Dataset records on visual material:
● ● ● ● ● ● ●
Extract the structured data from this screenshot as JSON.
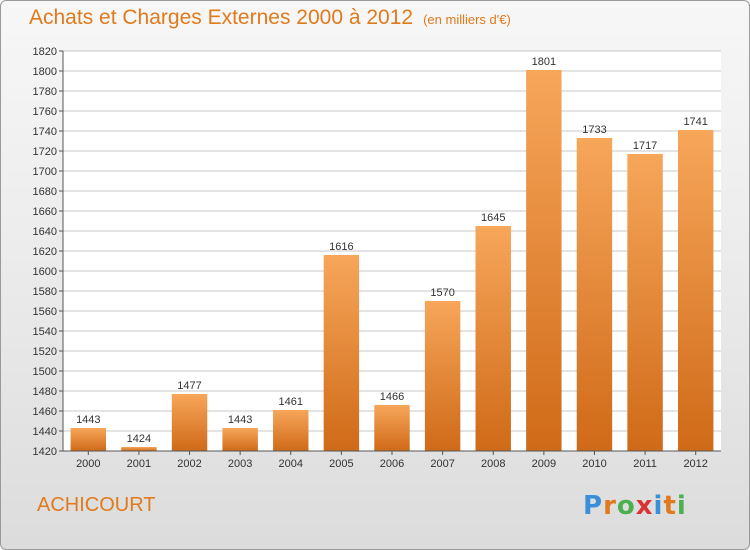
{
  "header": {
    "title": "Achats et Charges Externes 2000 à 2012",
    "unit": "(en milliers d'€)"
  },
  "footer": {
    "town": "ACHICOURT",
    "logo_letters": [
      "P",
      "r",
      "o",
      "x",
      "i",
      "t",
      "i"
    ],
    "logo_colors": [
      "#3a8fd8",
      "#e07a1c",
      "#4caf50",
      "#d93434",
      "#3a8fd8",
      "#e07a1c",
      "#4caf50"
    ]
  },
  "colors": {
    "accent": "#e07a1c",
    "bar_top": "#f7a65a",
    "bar_bottom": "#cf6a18"
  },
  "chart_data": {
    "type": "bar",
    "categories": [
      "2000",
      "2001",
      "2002",
      "2003",
      "2004",
      "2005",
      "2006",
      "2007",
      "2008",
      "2009",
      "2010",
      "2011",
      "2012"
    ],
    "values": [
      1443,
      1424,
      1477,
      1443,
      1461,
      1616,
      1466,
      1570,
      1645,
      1801,
      1733,
      1717,
      1741
    ],
    "ylim": [
      1420,
      1820
    ],
    "yticks": [
      1420,
      1440,
      1460,
      1480,
      1500,
      1520,
      1540,
      1560,
      1580,
      1600,
      1620,
      1640,
      1660,
      1680,
      1700,
      1720,
      1740,
      1760,
      1780,
      1800,
      1820
    ],
    "grid": true,
    "data_labels": true
  }
}
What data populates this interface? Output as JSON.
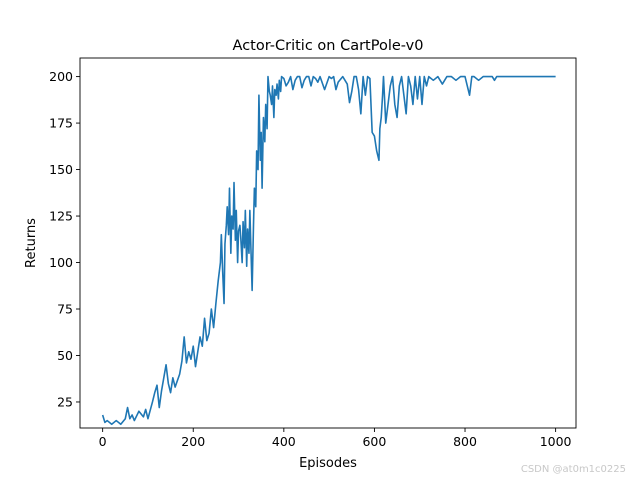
● ● ● ● ● ● ●
EXERCISE BRIEF:
Gather every line from the listing above in which the word "JSON" appears.

RIGHT ANSWER:
Extract the structured data from this screenshot as JSON.
What data populates this interface? Output as JSON.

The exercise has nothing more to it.